* TO DO:
Restate the entries word for word, omitting nothing.

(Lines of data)

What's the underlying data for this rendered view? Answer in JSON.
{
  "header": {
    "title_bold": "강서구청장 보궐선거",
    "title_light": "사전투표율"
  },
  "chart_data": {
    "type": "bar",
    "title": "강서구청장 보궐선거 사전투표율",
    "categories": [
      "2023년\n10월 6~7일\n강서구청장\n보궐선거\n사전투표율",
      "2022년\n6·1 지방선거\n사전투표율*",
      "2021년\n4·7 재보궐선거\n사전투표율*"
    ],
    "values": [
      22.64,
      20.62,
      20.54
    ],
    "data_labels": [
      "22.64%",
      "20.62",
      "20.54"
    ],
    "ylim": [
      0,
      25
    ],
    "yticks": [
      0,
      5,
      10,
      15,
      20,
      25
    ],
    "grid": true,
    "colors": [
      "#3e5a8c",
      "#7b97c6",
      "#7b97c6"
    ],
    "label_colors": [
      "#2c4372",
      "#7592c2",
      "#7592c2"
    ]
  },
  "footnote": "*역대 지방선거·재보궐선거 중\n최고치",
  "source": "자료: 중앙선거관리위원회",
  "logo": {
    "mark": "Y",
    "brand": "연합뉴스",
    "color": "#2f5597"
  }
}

* OUTPUT OF THE TASK:
What's the underlying data for this rendered view? Answer in JSON.
{
  "header": {
    "title_bold": "강서구청장 보궐선거",
    "title_light": "사전투표율"
  },
  "chart_data": {
    "type": "bar",
    "title": "강서구청장 보궐선거 사전투표율",
    "categories": [
      "2023년\n10월 6~7일\n강서구청장\n보궐선거\n사전투표율",
      "2022년\n6·1 지방선거\n사전투표율*",
      "2021년\n4·7 재보궐선거\n사전투표율*"
    ],
    "values": [
      22.64,
      20.62,
      20.54
    ],
    "data_labels": [
      "22.64%",
      "20.62",
      "20.54"
    ],
    "ylim": [
      0,
      25
    ],
    "yticks": [
      0,
      5,
      10,
      15,
      20,
      25
    ],
    "grid": true,
    "colors": [
      "#3e5a8c",
      "#7b97c6",
      "#7b97c6"
    ],
    "label_colors": [
      "#2c4372",
      "#7592c2",
      "#7592c2"
    ]
  },
  "footnote": "*역대 지방선거·재보궐선거 중\n최고치",
  "source": "자료: 중앙선거관리위원회",
  "logo": {
    "mark": "Y",
    "brand": "연합뉴스",
    "color": "#2f5597"
  }
}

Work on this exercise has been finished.